>> begin

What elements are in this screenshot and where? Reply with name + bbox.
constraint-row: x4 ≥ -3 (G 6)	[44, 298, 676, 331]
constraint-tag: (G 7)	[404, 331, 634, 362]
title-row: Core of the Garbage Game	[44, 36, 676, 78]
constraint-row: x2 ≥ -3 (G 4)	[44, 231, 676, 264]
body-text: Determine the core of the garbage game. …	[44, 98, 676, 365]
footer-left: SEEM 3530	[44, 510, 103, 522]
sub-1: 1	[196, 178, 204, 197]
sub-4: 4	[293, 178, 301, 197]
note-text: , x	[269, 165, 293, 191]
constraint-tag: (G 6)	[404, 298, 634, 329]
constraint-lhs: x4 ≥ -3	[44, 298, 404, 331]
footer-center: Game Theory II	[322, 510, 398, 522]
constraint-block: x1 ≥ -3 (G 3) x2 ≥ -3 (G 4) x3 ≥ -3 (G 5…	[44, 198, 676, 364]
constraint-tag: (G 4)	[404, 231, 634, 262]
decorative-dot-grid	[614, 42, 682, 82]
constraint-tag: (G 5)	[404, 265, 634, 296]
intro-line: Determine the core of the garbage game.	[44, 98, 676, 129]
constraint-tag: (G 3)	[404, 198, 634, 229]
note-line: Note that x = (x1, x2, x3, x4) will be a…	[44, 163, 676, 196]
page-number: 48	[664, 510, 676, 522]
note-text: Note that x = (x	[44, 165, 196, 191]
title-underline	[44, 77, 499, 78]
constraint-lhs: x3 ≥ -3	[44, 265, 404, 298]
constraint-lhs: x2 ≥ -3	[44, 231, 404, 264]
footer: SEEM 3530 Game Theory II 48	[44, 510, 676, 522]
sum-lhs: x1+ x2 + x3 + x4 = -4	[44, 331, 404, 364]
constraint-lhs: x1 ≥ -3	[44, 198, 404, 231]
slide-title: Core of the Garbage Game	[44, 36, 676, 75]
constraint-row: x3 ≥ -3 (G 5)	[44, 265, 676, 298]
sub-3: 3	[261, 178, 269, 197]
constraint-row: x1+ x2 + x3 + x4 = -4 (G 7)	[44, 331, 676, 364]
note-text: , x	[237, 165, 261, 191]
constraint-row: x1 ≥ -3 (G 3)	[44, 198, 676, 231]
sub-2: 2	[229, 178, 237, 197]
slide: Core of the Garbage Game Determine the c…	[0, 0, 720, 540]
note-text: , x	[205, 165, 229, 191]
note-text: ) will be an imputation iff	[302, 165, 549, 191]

>> end
>> begin

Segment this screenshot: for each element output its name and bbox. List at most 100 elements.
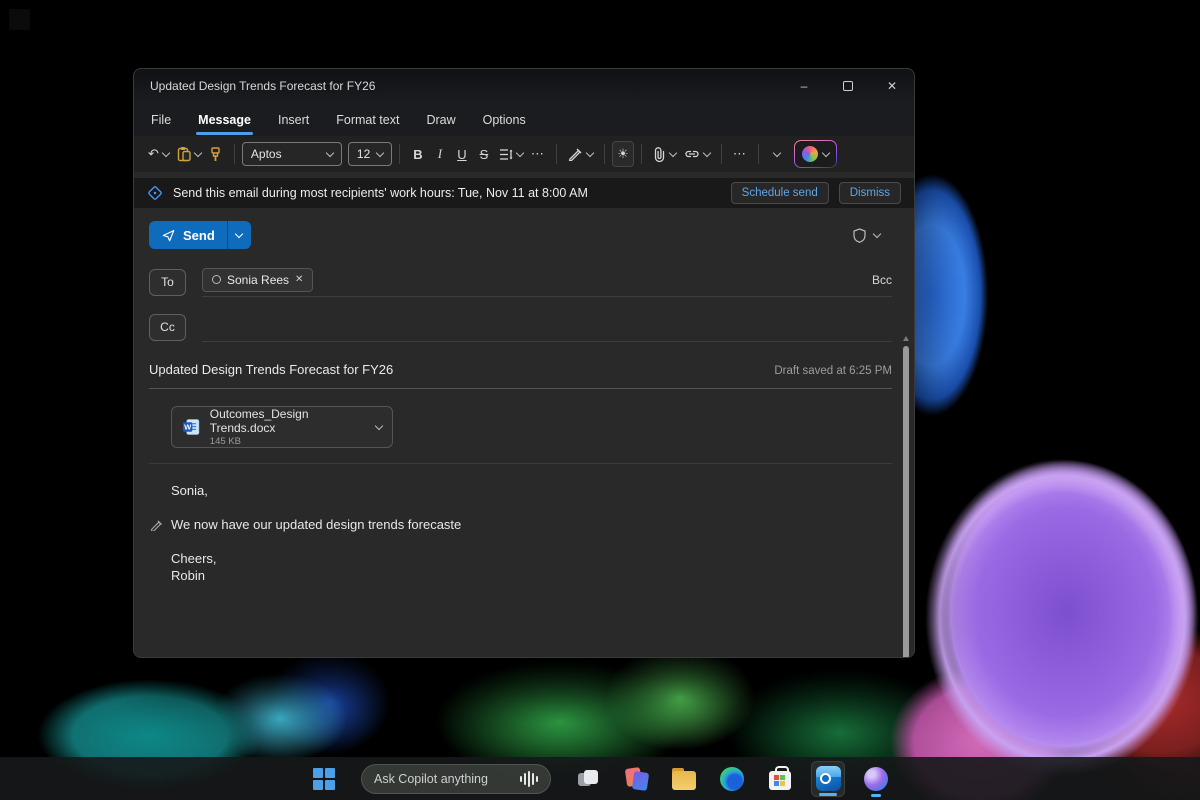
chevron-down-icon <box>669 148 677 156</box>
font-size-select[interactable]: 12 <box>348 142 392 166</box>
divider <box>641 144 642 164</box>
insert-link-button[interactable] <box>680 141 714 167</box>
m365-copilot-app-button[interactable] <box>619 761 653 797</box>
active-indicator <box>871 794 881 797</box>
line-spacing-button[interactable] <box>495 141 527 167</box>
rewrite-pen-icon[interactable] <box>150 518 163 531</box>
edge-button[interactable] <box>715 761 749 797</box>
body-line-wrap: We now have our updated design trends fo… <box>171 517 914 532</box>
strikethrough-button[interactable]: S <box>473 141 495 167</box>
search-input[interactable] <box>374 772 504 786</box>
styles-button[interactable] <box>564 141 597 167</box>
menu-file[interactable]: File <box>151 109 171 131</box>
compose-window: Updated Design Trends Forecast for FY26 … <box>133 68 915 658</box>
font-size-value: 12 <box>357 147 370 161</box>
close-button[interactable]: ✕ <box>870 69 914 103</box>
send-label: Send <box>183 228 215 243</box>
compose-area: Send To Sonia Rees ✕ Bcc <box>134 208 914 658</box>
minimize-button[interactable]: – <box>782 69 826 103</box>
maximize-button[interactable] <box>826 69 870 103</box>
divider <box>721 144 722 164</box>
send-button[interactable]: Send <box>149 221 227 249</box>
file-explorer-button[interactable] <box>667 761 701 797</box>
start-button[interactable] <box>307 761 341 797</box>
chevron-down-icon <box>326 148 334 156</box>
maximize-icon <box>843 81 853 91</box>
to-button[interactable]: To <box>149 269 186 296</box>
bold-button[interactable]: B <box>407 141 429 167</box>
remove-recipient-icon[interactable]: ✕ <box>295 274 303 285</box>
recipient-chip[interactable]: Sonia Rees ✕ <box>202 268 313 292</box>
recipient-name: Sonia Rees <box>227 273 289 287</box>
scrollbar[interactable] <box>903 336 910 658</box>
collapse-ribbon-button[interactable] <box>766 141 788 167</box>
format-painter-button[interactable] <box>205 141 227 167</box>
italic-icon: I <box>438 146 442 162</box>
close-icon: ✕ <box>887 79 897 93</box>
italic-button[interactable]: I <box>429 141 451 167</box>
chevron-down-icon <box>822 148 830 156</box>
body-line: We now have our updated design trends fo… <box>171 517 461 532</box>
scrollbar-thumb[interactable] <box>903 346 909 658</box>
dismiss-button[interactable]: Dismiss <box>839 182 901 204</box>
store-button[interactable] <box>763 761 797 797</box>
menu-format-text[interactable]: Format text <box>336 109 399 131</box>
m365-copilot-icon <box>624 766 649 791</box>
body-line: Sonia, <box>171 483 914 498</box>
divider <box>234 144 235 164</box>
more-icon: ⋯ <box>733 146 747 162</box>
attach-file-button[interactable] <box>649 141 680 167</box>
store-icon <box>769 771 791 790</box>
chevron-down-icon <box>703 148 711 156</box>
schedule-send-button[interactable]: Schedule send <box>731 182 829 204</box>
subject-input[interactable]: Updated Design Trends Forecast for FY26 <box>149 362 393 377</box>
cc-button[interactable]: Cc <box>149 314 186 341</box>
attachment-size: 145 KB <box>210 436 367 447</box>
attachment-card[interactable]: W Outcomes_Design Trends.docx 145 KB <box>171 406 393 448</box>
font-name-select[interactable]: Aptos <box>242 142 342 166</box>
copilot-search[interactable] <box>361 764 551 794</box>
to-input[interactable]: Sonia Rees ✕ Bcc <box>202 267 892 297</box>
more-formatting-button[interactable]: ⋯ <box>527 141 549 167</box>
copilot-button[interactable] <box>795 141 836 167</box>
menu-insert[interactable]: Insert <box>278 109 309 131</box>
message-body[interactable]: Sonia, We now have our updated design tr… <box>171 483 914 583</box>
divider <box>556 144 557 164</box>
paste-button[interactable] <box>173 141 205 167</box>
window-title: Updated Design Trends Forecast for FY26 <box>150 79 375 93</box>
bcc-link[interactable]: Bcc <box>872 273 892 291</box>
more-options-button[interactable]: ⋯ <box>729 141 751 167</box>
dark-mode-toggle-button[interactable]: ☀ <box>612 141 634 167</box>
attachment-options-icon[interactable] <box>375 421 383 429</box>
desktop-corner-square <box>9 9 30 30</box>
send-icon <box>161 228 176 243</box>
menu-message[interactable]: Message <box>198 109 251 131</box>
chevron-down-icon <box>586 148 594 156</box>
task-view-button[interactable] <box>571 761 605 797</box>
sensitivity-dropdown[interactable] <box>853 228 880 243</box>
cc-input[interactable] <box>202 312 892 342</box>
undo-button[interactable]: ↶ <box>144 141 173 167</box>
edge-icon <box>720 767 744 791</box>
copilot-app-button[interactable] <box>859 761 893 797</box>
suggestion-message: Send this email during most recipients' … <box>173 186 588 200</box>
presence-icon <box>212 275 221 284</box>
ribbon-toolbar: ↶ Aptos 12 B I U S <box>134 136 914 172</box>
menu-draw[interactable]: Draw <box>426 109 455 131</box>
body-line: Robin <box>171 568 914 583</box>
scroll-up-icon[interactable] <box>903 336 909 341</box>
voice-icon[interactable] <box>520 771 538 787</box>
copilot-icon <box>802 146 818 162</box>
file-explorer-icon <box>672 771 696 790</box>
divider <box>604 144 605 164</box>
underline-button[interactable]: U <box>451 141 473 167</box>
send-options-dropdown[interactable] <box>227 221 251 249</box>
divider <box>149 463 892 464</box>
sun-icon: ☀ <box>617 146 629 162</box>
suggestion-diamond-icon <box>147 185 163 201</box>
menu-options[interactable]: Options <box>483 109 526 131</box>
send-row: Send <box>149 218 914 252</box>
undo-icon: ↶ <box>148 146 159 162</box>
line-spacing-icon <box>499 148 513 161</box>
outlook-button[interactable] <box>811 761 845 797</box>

>> end

Take the part that opens with the line containing "What elements are" and closes with the line containing "231, 634, 262]", and write it out again with "constraint-tag" replaced by "constraint-label" in every entry, all else unchanged.

▸ Complete answer:
What elements are in this screenshot and where? Reply with name + bbox.
constraint-row: x4 ≥ -3 (G 6)	[44, 298, 676, 331]
constraint-label: (G 7)	[404, 331, 634, 362]
title-row: Core of the Garbage Game	[44, 36, 676, 78]
constraint-row: x2 ≥ -3 (G 4)	[44, 231, 676, 264]
body-text: Determine the core of the garbage game. …	[44, 98, 676, 365]
footer-left: SEEM 3530	[44, 510, 103, 522]
sub-1: 1	[196, 178, 204, 197]
sub-4: 4	[293, 178, 301, 197]
note-text: , x	[269, 165, 293, 191]
constraint-label: (G 6)	[404, 298, 634, 329]
constraint-lhs: x4 ≥ -3	[44, 298, 404, 331]
footer-center: Game Theory II	[322, 510, 398, 522]
constraint-block: x1 ≥ -3 (G 3) x2 ≥ -3 (G 4) x3 ≥ -3 (G 5…	[44, 198, 676, 364]
constraint-label: (G 4)	[404, 231, 634, 262]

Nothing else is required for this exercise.